[start of RECORD EXCERPTS]
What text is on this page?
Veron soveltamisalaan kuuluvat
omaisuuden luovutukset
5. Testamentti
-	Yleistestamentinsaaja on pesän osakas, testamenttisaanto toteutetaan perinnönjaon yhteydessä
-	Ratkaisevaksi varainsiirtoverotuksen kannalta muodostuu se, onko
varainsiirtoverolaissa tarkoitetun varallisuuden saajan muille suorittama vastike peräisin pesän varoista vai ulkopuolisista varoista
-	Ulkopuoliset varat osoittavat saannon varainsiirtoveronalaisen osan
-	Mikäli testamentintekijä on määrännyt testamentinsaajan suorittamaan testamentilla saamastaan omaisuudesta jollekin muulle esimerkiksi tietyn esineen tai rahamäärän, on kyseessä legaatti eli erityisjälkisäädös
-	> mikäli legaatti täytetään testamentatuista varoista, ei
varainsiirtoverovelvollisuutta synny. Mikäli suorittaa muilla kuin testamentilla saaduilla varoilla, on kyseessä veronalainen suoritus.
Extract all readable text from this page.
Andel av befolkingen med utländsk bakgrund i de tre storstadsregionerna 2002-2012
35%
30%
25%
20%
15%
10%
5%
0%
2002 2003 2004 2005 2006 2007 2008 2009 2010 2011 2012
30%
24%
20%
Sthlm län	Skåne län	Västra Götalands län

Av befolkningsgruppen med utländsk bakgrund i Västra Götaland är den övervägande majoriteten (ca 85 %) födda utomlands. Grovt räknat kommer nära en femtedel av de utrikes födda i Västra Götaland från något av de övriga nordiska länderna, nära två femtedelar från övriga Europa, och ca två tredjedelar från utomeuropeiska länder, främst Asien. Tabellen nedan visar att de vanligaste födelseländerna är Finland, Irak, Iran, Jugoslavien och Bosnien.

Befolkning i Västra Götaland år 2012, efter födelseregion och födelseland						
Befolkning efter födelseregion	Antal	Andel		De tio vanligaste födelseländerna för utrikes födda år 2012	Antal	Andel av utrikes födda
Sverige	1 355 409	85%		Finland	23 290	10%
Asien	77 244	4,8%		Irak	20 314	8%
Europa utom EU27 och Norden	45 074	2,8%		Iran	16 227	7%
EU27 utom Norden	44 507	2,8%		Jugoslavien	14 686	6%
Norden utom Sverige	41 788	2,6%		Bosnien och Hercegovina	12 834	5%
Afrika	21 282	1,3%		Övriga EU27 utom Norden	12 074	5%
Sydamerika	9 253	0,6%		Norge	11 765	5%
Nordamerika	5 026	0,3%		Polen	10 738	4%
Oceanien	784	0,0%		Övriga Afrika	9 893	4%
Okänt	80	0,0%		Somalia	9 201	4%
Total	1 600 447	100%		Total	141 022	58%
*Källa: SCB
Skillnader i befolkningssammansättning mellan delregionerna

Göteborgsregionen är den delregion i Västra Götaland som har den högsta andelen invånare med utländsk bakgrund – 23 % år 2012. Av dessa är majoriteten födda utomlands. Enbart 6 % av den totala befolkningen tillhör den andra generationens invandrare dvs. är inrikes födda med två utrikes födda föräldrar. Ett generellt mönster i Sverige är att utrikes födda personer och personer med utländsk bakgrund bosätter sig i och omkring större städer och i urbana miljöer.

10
[end of RECORD EXCERPTS]
| INSTRUCTIONS TO FOLLOW |
Check each line of the entries above, and show every one holding the word "bakgrund".

| ANSWER FOR THE TASK |
Andel av befolkingen med utländsk bakgrund i de tre storstadsregionerna 2002-2012
Av befolkningsgruppen med utländsk bakgrund i Västra Götaland är den övervägande majoriteten (ca 85 %) födda utomlands. Grovt räknat kommer nära en femtedel av de utrikes födda i Västra Götaland från något av de övriga nordiska länderna, nära två femtedelar från övriga Europa, och ca två tredjedelar från utomeuropeiska länder, främst Asien. Tabellen nedan visar att de vanligaste födelseländerna är Finland, Irak, Iran, Jugoslavien och Bosnien.
Göteborgsregionen är den delregion i Västra Götaland som har den högsta andelen invånare med utländsk bakgrund – 23 % år 2012. Av dessa är majoriteten födda utomlands. Enbart 6 % av den totala befolkningen tillhör den andra generationens invandrare dvs. är inrikes födda med två utrikes födda föräldrar. Ett generellt mönster i Sverige är att utrikes födda personer och personer med utländsk bakgrund bosätter sig i och omkring större städer och i urbana miljöer.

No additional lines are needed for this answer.